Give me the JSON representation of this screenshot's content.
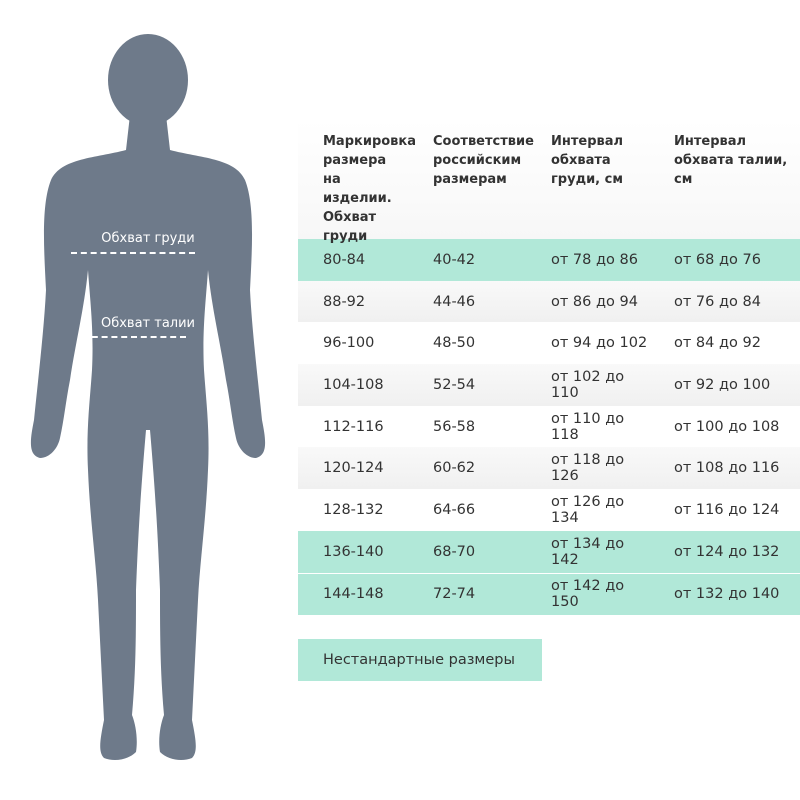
{
  "figure": {
    "chest_label": "Обхват груди",
    "waist_label": "Обхват талии",
    "color": "#6e7a8a"
  },
  "table": {
    "headers": [
      "Маркировка размера на изделии. Обхват груди",
      "Соответствие российским размерам",
      "Интервал обхвата груди, см",
      "Интервал обхвата талии, см"
    ],
    "rows": [
      {
        "marking": "80-84",
        "ru": "40-42",
        "chest": "от 78 до 86",
        "waist": "от 68 до 76",
        "highlight": true
      },
      {
        "marking": "88-92",
        "ru": "44-46",
        "chest": "от 86 до 94",
        "waist": "от 76 до 84",
        "highlight": false
      },
      {
        "marking": "96-100",
        "ru": "48-50",
        "chest": "от 94 до 102",
        "waist": "от 84 до 92",
        "highlight": false
      },
      {
        "marking": "104-108",
        "ru": "52-54",
        "chest": "от 102 до 110",
        "waist": "от 92 до 100",
        "highlight": false
      },
      {
        "marking": "112-116",
        "ru": "56-58",
        "chest": "от 110 до 118",
        "waist": "от 100 до 108",
        "highlight": false
      },
      {
        "marking": "120-124",
        "ru": "60-62",
        "chest": "от 118 до 126",
        "waist": "от 108 до 116",
        "highlight": false
      },
      {
        "marking": "128-132",
        "ru": "64-66",
        "chest": "от 126 до 134",
        "waist": "от 116 до 124",
        "highlight": false
      },
      {
        "marking": "136-140",
        "ru": "68-70",
        "chest": "от 134 до 142",
        "waist": "от 124 до 132",
        "highlight": true
      },
      {
        "marking": "144-148",
        "ru": "72-74",
        "chest": "от 142 до 150",
        "waist": "от 132 до 140",
        "highlight": true
      }
    ]
  },
  "legend": {
    "nonstandard_label": "Нестандартные размеры",
    "highlight_color": "#b1e8d8"
  }
}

The task>
Your reply is one number: how many lines of the records above contain the word "обхвата".

Solved problem>
2